(Data entries)
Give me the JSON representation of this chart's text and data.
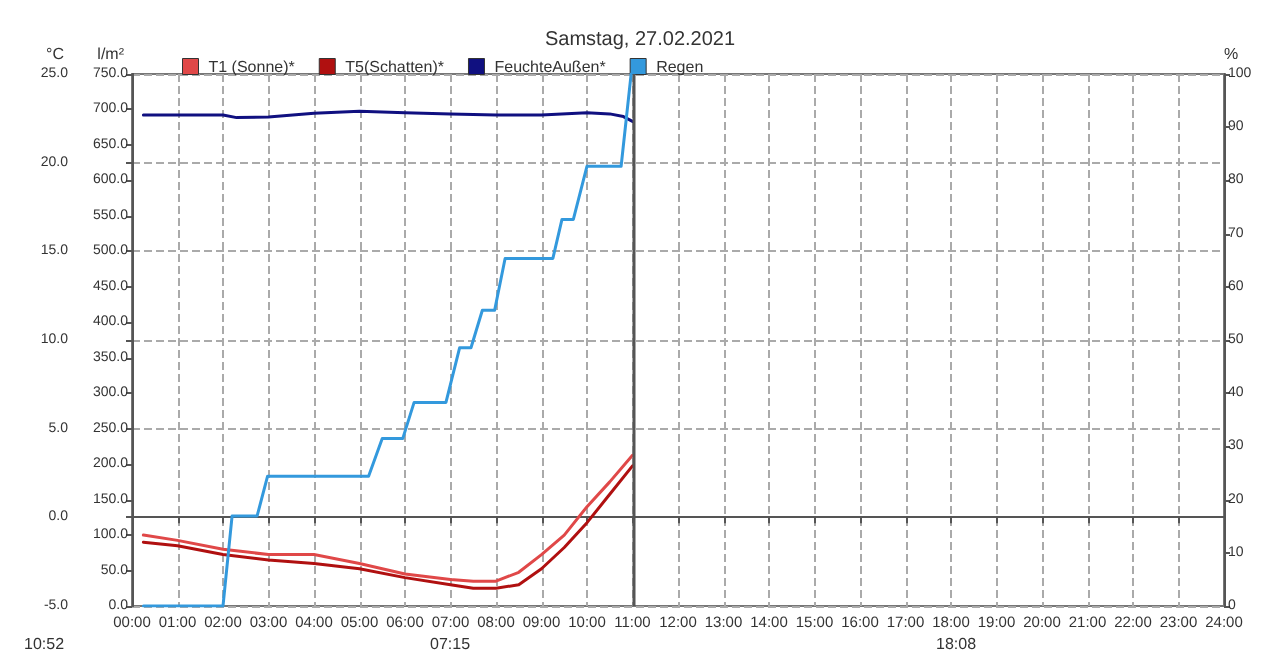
{
  "chart_data": {
    "type": "line",
    "title": "Samstag, 27.02.2021",
    "ylabel": "°C",
    "y2label": "l/m²",
    "y3label": "%",
    "xlim": [
      0,
      24
    ],
    "xticks": [
      {
        "value": 0,
        "label": "00:00"
      },
      {
        "value": 1,
        "label": "01:00"
      },
      {
        "value": 2,
        "label": "02:00"
      },
      {
        "value": 3,
        "label": "03:00"
      },
      {
        "value": 4,
        "label": "04:00"
      },
      {
        "value": 5,
        "label": "05:00"
      },
      {
        "value": 6,
        "label": "06:00"
      },
      {
        "value": 7,
        "label": "07:00"
      },
      {
        "value": 8,
        "label": "08:00"
      },
      {
        "value": 9,
        "label": "09:00"
      },
      {
        "value": 10,
        "label": "10:00"
      },
      {
        "value": 11,
        "label": "11:00"
      },
      {
        "value": 12,
        "label": "12:00"
      },
      {
        "value": 13,
        "label": "13:00"
      },
      {
        "value": 14,
        "label": "14:00"
      },
      {
        "value": 15,
        "label": "15:00"
      },
      {
        "value": 16,
        "label": "16:00"
      },
      {
        "value": 17,
        "label": "17:00"
      },
      {
        "value": 18,
        "label": "18:00"
      },
      {
        "value": 19,
        "label": "19:00"
      },
      {
        "value": 20,
        "label": "20:00"
      },
      {
        "value": 21,
        "label": "21:00"
      },
      {
        "value": 22,
        "label": "22:00"
      },
      {
        "value": 23,
        "label": "23:00"
      },
      {
        "value": 24,
        "label": "24:00"
      }
    ],
    "ylim": [
      -5,
      25
    ],
    "yticks": [
      {
        "value": -5,
        "label": "-5.0"
      },
      {
        "value": 0,
        "label": "0.0"
      },
      {
        "value": 5,
        "label": "5.0"
      },
      {
        "value": 10,
        "label": "10.0"
      },
      {
        "value": 15,
        "label": "15.0"
      },
      {
        "value": 20,
        "label": "20.0"
      },
      {
        "value": 25,
        "label": "25.0"
      }
    ],
    "y2lim": [
      0,
      750
    ],
    "y2ticks": [
      {
        "value": 0,
        "label": "0.0"
      },
      {
        "value": 50,
        "label": "50.0"
      },
      {
        "value": 100,
        "label": "100.0"
      },
      {
        "value": 150,
        "label": "150.0"
      },
      {
        "value": 200,
        "label": "200.0"
      },
      {
        "value": 250,
        "label": "250.0"
      },
      {
        "value": 300,
        "label": "300.0"
      },
      {
        "value": 350,
        "label": "350.0"
      },
      {
        "value": 400,
        "label": "400.0"
      },
      {
        "value": 450,
        "label": "450.0"
      },
      {
        "value": 500,
        "label": "500.0"
      },
      {
        "value": 550,
        "label": "550.0"
      },
      {
        "value": 600,
        "label": "600.0"
      },
      {
        "value": 650,
        "label": "650.0"
      },
      {
        "value": 700,
        "label": "700.0"
      },
      {
        "value": 750,
        "label": "750.0"
      }
    ],
    "y3lim": [
      0,
      100
    ],
    "y3ticks": [
      0,
      10,
      20,
      30,
      40,
      50,
      60,
      70,
      80,
      90,
      100
    ],
    "grid": true,
    "legend": "top left",
    "marker": "none",
    "line_style": "solid",
    "ref_lines": [
      {
        "axis": "x",
        "value": 11,
        "color": "#555555"
      }
    ],
    "annotations": [
      "10:52",
      "07:15",
      "18:08"
    ],
    "series": [
      {
        "name": "T1 (Sonne)*",
        "color": "#e04848",
        "x": [
          0.25,
          1,
          2,
          3,
          4,
          5,
          6,
          7,
          7.5,
          8,
          8.5,
          9,
          9.5,
          10,
          10.5,
          11
        ],
        "values": [
          -1.0,
          -1.3,
          -1.8,
          -2.1,
          -2.1,
          -2.6,
          -3.2,
          -3.5,
          -3.6,
          -3.6,
          -3.1,
          -2.1,
          -1.0,
          0.6,
          2.0,
          3.5
        ]
      },
      {
        "name": "T5(Schatten)*",
        "color": "#b01010",
        "x": [
          0.25,
          1,
          2,
          3,
          4,
          5,
          6,
          7,
          7.5,
          8,
          8.5,
          9,
          9.5,
          10,
          10.5,
          11
        ],
        "values": [
          -1.4,
          -1.6,
          -2.1,
          -2.4,
          -2.6,
          -2.9,
          -3.4,
          -3.8,
          -4.0,
          -4.0,
          -3.8,
          -2.9,
          -1.7,
          -0.3,
          1.3,
          2.9
        ]
      },
      {
        "name": "FeuchteAußen*",
        "color": "#101080",
        "axis": "y3",
        "x": [
          0.25,
          2,
          2.3,
          3,
          4,
          5,
          6,
          7,
          8,
          9,
          10,
          10.5,
          10.8,
          11
        ],
        "values": [
          92.3,
          92.3,
          91.8,
          91.9,
          92.6,
          93.0,
          92.7,
          92.5,
          92.3,
          92.3,
          92.7,
          92.5,
          92.0,
          91.1
        ]
      },
      {
        "name": "Regen",
        "color": "#3399dd",
        "axis": "y2",
        "x": [
          0.25,
          2.0,
          2.2,
          2.75,
          2.98,
          5.2,
          5.5,
          5.95,
          6.2,
          6.9,
          7.2,
          7.45,
          7.7,
          7.97,
          8.2,
          9.25,
          9.45,
          9.7,
          10.0,
          10.75,
          10.97
        ],
        "values": [
          0,
          0,
          127,
          127,
          183,
          183,
          236,
          236,
          287,
          287,
          364,
          364,
          417,
          417,
          490,
          490,
          545,
          545,
          620,
          620,
          750
        ]
      }
    ]
  }
}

• **Exercise**
Copy the entries exactly. Leave out the images.

• **Output of the exercise**
Give me the JSON representation of this chart's text and data.
{
  "chart_data": {
    "type": "line",
    "title": "Samstag, 27.02.2021",
    "ylabel": "°C",
    "y2label": "l/m²",
    "y3label": "%",
    "xlim": [
      0,
      24
    ],
    "xticks": [
      {
        "value": 0,
        "label": "00:00"
      },
      {
        "value": 1,
        "label": "01:00"
      },
      {
        "value": 2,
        "label": "02:00"
      },
      {
        "value": 3,
        "label": "03:00"
      },
      {
        "value": 4,
        "label": "04:00"
      },
      {
        "value": 5,
        "label": "05:00"
      },
      {
        "value": 6,
        "label": "06:00"
      },
      {
        "value": 7,
        "label": "07:00"
      },
      {
        "value": 8,
        "label": "08:00"
      },
      {
        "value": 9,
        "label": "09:00"
      },
      {
        "value": 10,
        "label": "10:00"
      },
      {
        "value": 11,
        "label": "11:00"
      },
      {
        "value": 12,
        "label": "12:00"
      },
      {
        "value": 13,
        "label": "13:00"
      },
      {
        "value": 14,
        "label": "14:00"
      },
      {
        "value": 15,
        "label": "15:00"
      },
      {
        "value": 16,
        "label": "16:00"
      },
      {
        "value": 17,
        "label": "17:00"
      },
      {
        "value": 18,
        "label": "18:00"
      },
      {
        "value": 19,
        "label": "19:00"
      },
      {
        "value": 20,
        "label": "20:00"
      },
      {
        "value": 21,
        "label": "21:00"
      },
      {
        "value": 22,
        "label": "22:00"
      },
      {
        "value": 23,
        "label": "23:00"
      },
      {
        "value": 24,
        "label": "24:00"
      }
    ],
    "ylim": [
      -5,
      25
    ],
    "yticks": [
      {
        "value": -5,
        "label": "-5.0"
      },
      {
        "value": 0,
        "label": "0.0"
      },
      {
        "value": 5,
        "label": "5.0"
      },
      {
        "value": 10,
        "label": "10.0"
      },
      {
        "value": 15,
        "label": "15.0"
      },
      {
        "value": 20,
        "label": "20.0"
      },
      {
        "value": 25,
        "label": "25.0"
      }
    ],
    "y2lim": [
      0,
      750
    ],
    "y2ticks": [
      {
        "value": 0,
        "label": "0.0"
      },
      {
        "value": 50,
        "label": "50.0"
      },
      {
        "value": 100,
        "label": "100.0"
      },
      {
        "value": 150,
        "label": "150.0"
      },
      {
        "value": 200,
        "label": "200.0"
      },
      {
        "value": 250,
        "label": "250.0"
      },
      {
        "value": 300,
        "label": "300.0"
      },
      {
        "value": 350,
        "label": "350.0"
      },
      {
        "value": 400,
        "label": "400.0"
      },
      {
        "value": 450,
        "label": "450.0"
      },
      {
        "value": 500,
        "label": "500.0"
      },
      {
        "value": 550,
        "label": "550.0"
      },
      {
        "value": 600,
        "label": "600.0"
      },
      {
        "value": 650,
        "label": "650.0"
      },
      {
        "value": 700,
        "label": "700.0"
      },
      {
        "value": 750,
        "label": "750.0"
      }
    ],
    "y3lim": [
      0,
      100
    ],
    "y3ticks": [
      0,
      10,
      20,
      30,
      40,
      50,
      60,
      70,
      80,
      90,
      100
    ],
    "grid": true,
    "legend": "top left",
    "marker": "none",
    "line_style": "solid",
    "ref_lines": [
      {
        "axis": "x",
        "value": 11,
        "color": "#555555"
      }
    ],
    "annotations": [
      "10:52",
      "07:15",
      "18:08"
    ],
    "series": [
      {
        "name": "T1 (Sonne)*",
        "color": "#e04848",
        "x": [
          0.25,
          1,
          2,
          3,
          4,
          5,
          6,
          7,
          7.5,
          8,
          8.5,
          9,
          9.5,
          10,
          10.5,
          11
        ],
        "values": [
          -1.0,
          -1.3,
          -1.8,
          -2.1,
          -2.1,
          -2.6,
          -3.2,
          -3.5,
          -3.6,
          -3.6,
          -3.1,
          -2.1,
          -1.0,
          0.6,
          2.0,
          3.5
        ]
      },
      {
        "name": "T5(Schatten)*",
        "color": "#b01010",
        "x": [
          0.25,
          1,
          2,
          3,
          4,
          5,
          6,
          7,
          7.5,
          8,
          8.5,
          9,
          9.5,
          10,
          10.5,
          11
        ],
        "values": [
          -1.4,
          -1.6,
          -2.1,
          -2.4,
          -2.6,
          -2.9,
          -3.4,
          -3.8,
          -4.0,
          -4.0,
          -3.8,
          -2.9,
          -1.7,
          -0.3,
          1.3,
          2.9
        ]
      },
      {
        "name": "FeuchteAußen*",
        "color": "#101080",
        "axis": "y3",
        "x": [
          0.25,
          2,
          2.3,
          3,
          4,
          5,
          6,
          7,
          8,
          9,
          10,
          10.5,
          10.8,
          11
        ],
        "values": [
          92.3,
          92.3,
          91.8,
          91.9,
          92.6,
          93.0,
          92.7,
          92.5,
          92.3,
          92.3,
          92.7,
          92.5,
          92.0,
          91.1
        ]
      },
      {
        "name": "Regen",
        "color": "#3399dd",
        "axis": "y2",
        "x": [
          0.25,
          2.0,
          2.2,
          2.75,
          2.98,
          5.2,
          5.5,
          5.95,
          6.2,
          6.9,
          7.2,
          7.45,
          7.7,
          7.97,
          8.2,
          9.25,
          9.45,
          9.7,
          10.0,
          10.75,
          10.97
        ],
        "values": [
          0,
          0,
          127,
          127,
          183,
          183,
          236,
          236,
          287,
          287,
          364,
          364,
          417,
          417,
          490,
          490,
          545,
          545,
          620,
          620,
          750
        ]
      }
    ]
  }
}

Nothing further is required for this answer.